[Recorded data]

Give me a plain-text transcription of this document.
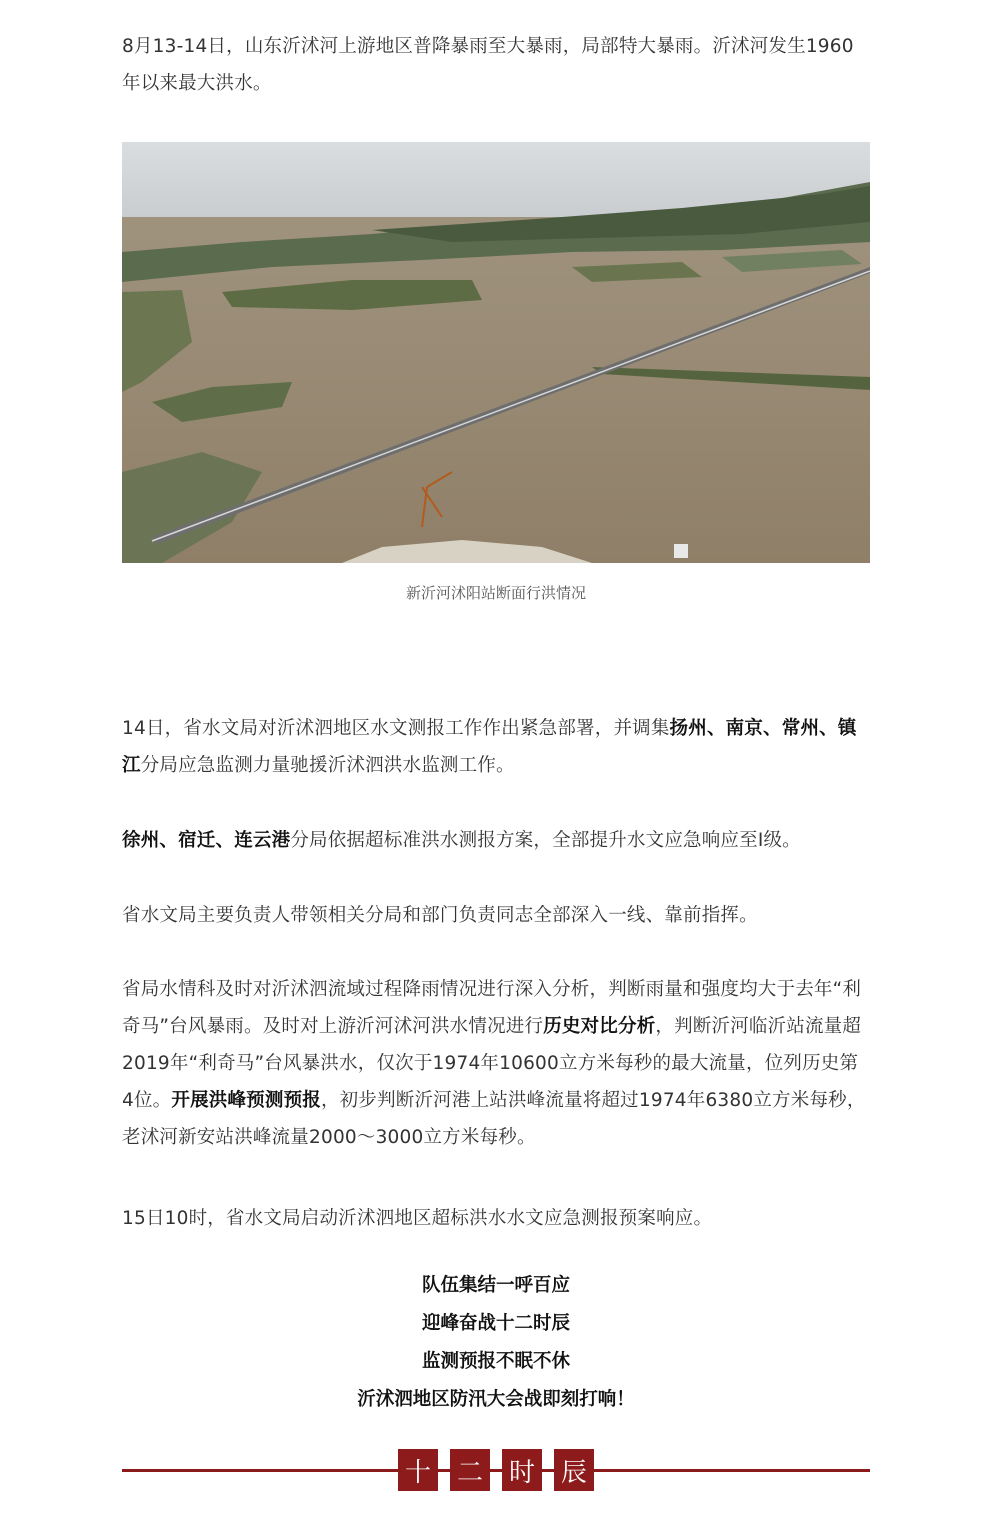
8月13-14日，山东沂沭河上游地区普降暴雨至大暴雨，局部特大暴雨。沂沭河发生1960年以来最大洪水。

新沂河沭阳站断面行洪情况

14日，省水文局对沂沭泗地区水文测报工作作出紧急部署，并调集扬州、南京、常州、镇江分局应急监测力量驰援沂沭泗洪水监测工作。

徐州、宿迁、连云港分局依据超标准洪水测报方案，全部提升水文应急响应至Ⅰ级。

省水文局主要负责人带领相关分局和部门负责同志全部深入一线、靠前指挥。

省局水情科及时对沂沭泗流域过程降雨情况进行深入分析，判断雨量和强度均大于去年“利奇马”台风暴雨。及时对上游沂河沭河洪水情况进行历史对比分析，判断沂河临沂站流量超2019年“利奇马”台风暴洪水，仅次于1974年10600立方米每秒的最大流量，位列历史第4位。开展洪峰预测预报，初步判断沂河港上站洪峰流量将超过1974年6380立方米每秒，老沭河新安站洪峰流量2000～3000立方米每秒。

15日10时，省水文局启动沂沭泗地区超标洪水水文应急测报预案响应。

队伍集结一呼百应
迎峰奋战十二时辰
监测预报不眠不休
沂沭泗地区防汛大会战即刻打响！
十 二 时 辰
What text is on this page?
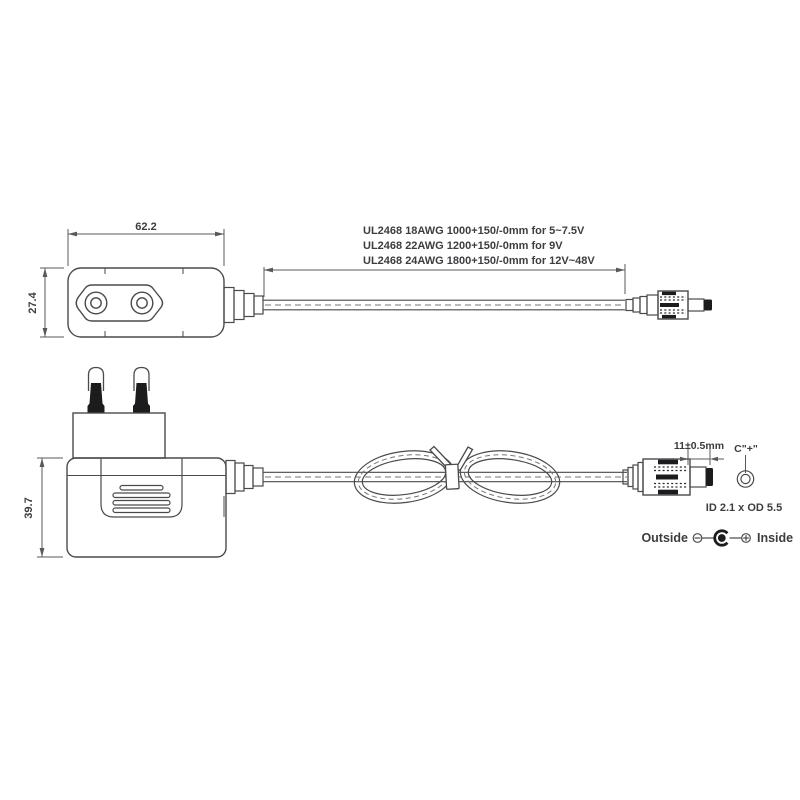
62.2
27.4
UL2468 18AWG 1000+150/-0mm for 5~7.5V
UL2468 22AWG 1200+150/-0mm for 9V
UL2468 24AWG 1800+150/-0mm for 12V~48V
39.7
11±0.5mm C"+"
ID 2.1 x OD 5.5
Outside	Inside
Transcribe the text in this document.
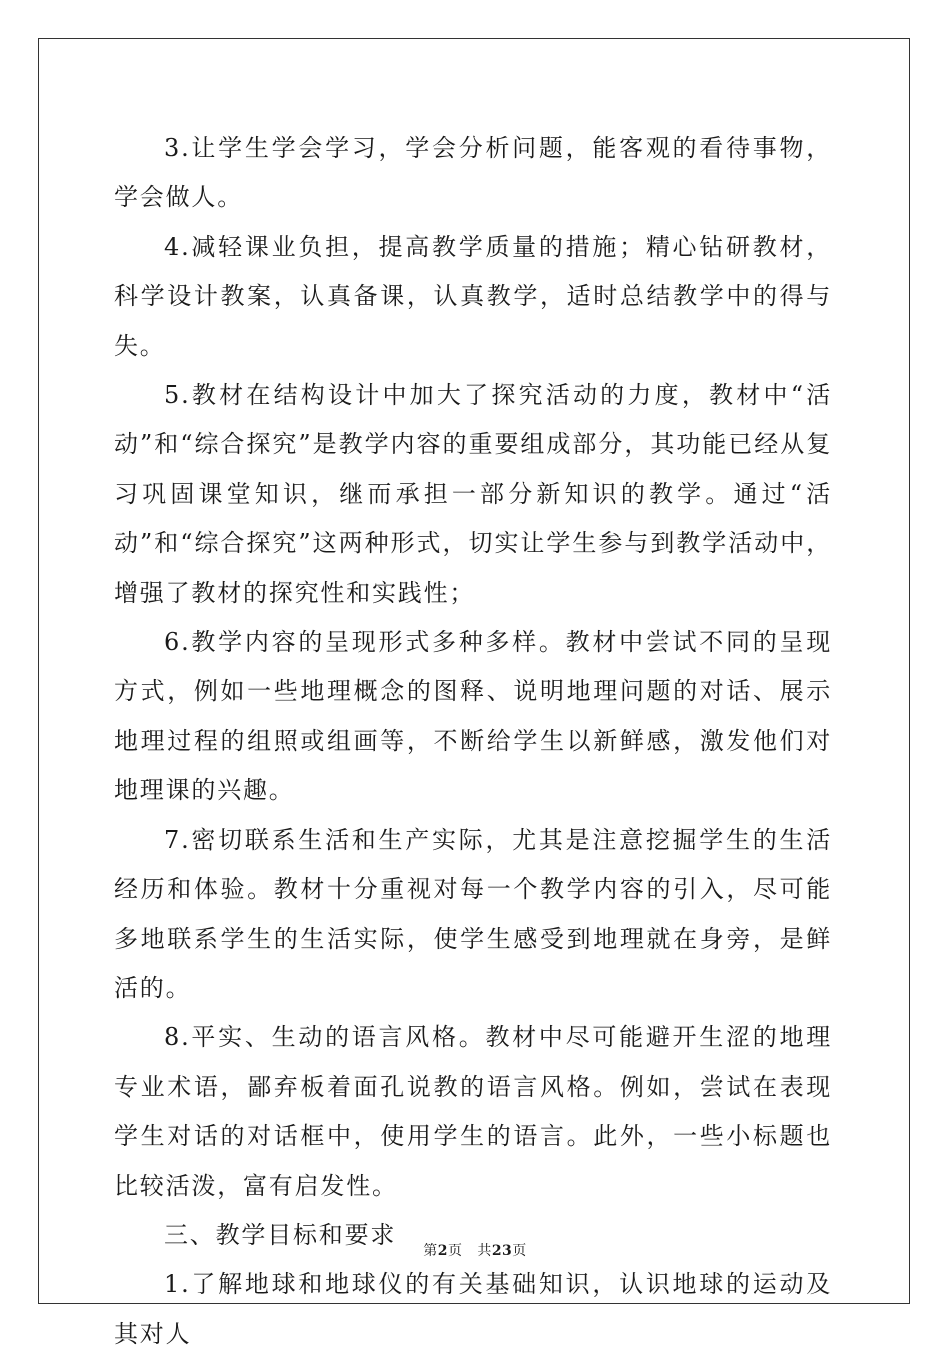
3.让学生学会学习，学会分析问题，能客观的看待事物，学会做人。

4.减轻课业负担，提高教学质量的措施；精心钻研教材，科学设计教案，认真备课，认真教学，适时总结教学中的得与失。

5.教材在结构设计中加大了探究活动的力度，教材中“活动”和“综合探究”是教学内容的重要组成部分，其功能已经从复习巩固课堂知识，继而承担一部分新知识的教学。通过“活动”和“综合探究”这两种形式，切实让学生参与到教学活动中，增强了教材的探究性和实践性；

6.教学内容的呈现形式多种多样。教材中尝试不同的呈现方式，例如一些地理概念的图释、说明地理问题的对话、展示地理过程的组照或组画等，不断给学生以新鲜感，激发他们对地理课的兴趣。

7.密切联系生活和生产实际，尤其是注意挖掘学生的生活经历和体验。教材十分重视对每一个教学内容的引入，尽可能多地联系学生的生活实际，使学生感受到地理就在身旁，是鲜活的。

8.平实、生动的语言风格。教材中尽可能避开生涩的地理专业术语，鄙弃板着面孔说教的语言风格。例如，尝试在表现学生对话的对话框中，使用学生的语言。此外，一些小标题也比较活泼，富有启发性。

三、教学目标和要求

1.了解地球和地球仪的有关基础知识，认识地球的运动及其对人

第2页 共23页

→ **Task instructions**: Filter the records above for lines containing the word "this", and copy those lines.

→ **Answer to the exercise**:
Give me a plain-text transcription of this document.
What text is on this page?
Transcribe the text in this document.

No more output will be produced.